### TASK REQUIREMENTS
Without the pictures, print each of the records below exactly as it appears.
** start of RAW RECORDS **
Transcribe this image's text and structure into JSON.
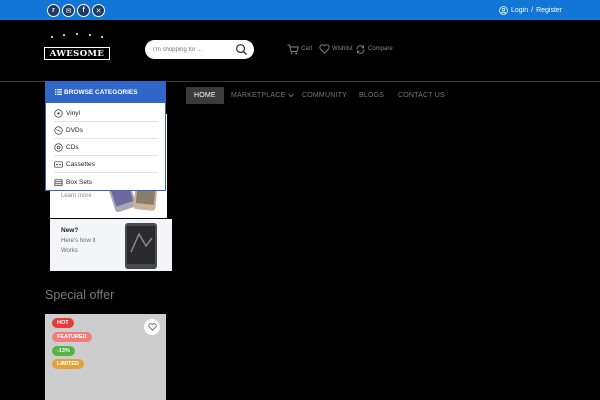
{
  "topbar": {
    "social": [
      {
        "icon": "rss-icon",
        "glyph": "r"
      },
      {
        "icon": "email-icon",
        "glyph": "✉"
      },
      {
        "icon": "facebook-icon",
        "glyph": "f"
      },
      {
        "icon": "x-twitter-icon",
        "glyph": "✕"
      }
    ],
    "login_label": "Login",
    "separator": "/",
    "register_label": "Register",
    "bg_color": "#1176d6"
  },
  "header": {
    "logo_text": "AWESOME",
    "search_placeholder": "I'm shopping for ...",
    "cart_label": "Cart",
    "wishlist_label": "Wishlist",
    "compare_label": "Compare"
  },
  "nav": {
    "items": [
      {
        "label": "HOME"
      },
      {
        "label": "MARKETPLACE"
      },
      {
        "label": "COMMUNITY"
      },
      {
        "label": "BLOGS"
      },
      {
        "label": "CONTACT US"
      }
    ]
  },
  "categories": {
    "title": "BROWSE CATEGORIES",
    "items": [
      {
        "label": "Vinyl",
        "icon": "vinyl-icon"
      },
      {
        "label": "DVDs",
        "icon": "dvd-icon"
      },
      {
        "label": "CDs",
        "icon": "cd-icon"
      },
      {
        "label": "Cassettes",
        "icon": "cassette-icon"
      },
      {
        "label": "Box Sets",
        "icon": "box-set-icon"
      }
    ],
    "accent": "#2f66c8"
  },
  "banners": {
    "first": {
      "link_label": "Learn more"
    },
    "second": {
      "title": "New?",
      "line1": "Here's how it",
      "line2": "Works"
    }
  },
  "special_offer": {
    "title": "Special offer",
    "badges": [
      {
        "label": "HOT",
        "color": "#e83c3c"
      },
      {
        "label": "FEATURED",
        "color": "#f07c7c"
      },
      {
        "label": "-13%",
        "color": "#52b446"
      },
      {
        "label": "LIMITED",
        "color": "#e2a23a"
      }
    ]
  }
}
** end of RAW RECORDS **
### FINAL RESULT
Transcribe this image's text and structure into JSON.
{
  "topbar": {
    "social": [
      {
        "icon": "rss-icon",
        "glyph": "r"
      },
      {
        "icon": "email-icon",
        "glyph": "✉"
      },
      {
        "icon": "facebook-icon",
        "glyph": "f"
      },
      {
        "icon": "x-twitter-icon",
        "glyph": "✕"
      }
    ],
    "login_label": "Login",
    "separator": "/",
    "register_label": "Register",
    "bg_color": "#1176d6"
  },
  "header": {
    "logo_text": "AWESOME",
    "search_placeholder": "I'm shopping for ...",
    "cart_label": "Cart",
    "wishlist_label": "Wishlist",
    "compare_label": "Compare"
  },
  "nav": {
    "items": [
      {
        "label": "HOME"
      },
      {
        "label": "MARKETPLACE"
      },
      {
        "label": "COMMUNITY"
      },
      {
        "label": "BLOGS"
      },
      {
        "label": "CONTACT US"
      }
    ]
  },
  "categories": {
    "title": "BROWSE CATEGORIES",
    "items": [
      {
        "label": "Vinyl",
        "icon": "vinyl-icon"
      },
      {
        "label": "DVDs",
        "icon": "dvd-icon"
      },
      {
        "label": "CDs",
        "icon": "cd-icon"
      },
      {
        "label": "Cassettes",
        "icon": "cassette-icon"
      },
      {
        "label": "Box Sets",
        "icon": "box-set-icon"
      }
    ],
    "accent": "#2f66c8"
  },
  "banners": {
    "first": {
      "link_label": "Learn more"
    },
    "second": {
      "title": "New?",
      "line1": "Here's how it",
      "line2": "Works"
    }
  },
  "special_offer": {
    "title": "Special offer",
    "badges": [
      {
        "label": "HOT",
        "color": "#e83c3c"
      },
      {
        "label": "FEATURED",
        "color": "#f07c7c"
      },
      {
        "label": "-13%",
        "color": "#52b446"
      },
      {
        "label": "LIMITED",
        "color": "#e2a23a"
      }
    ]
  }
}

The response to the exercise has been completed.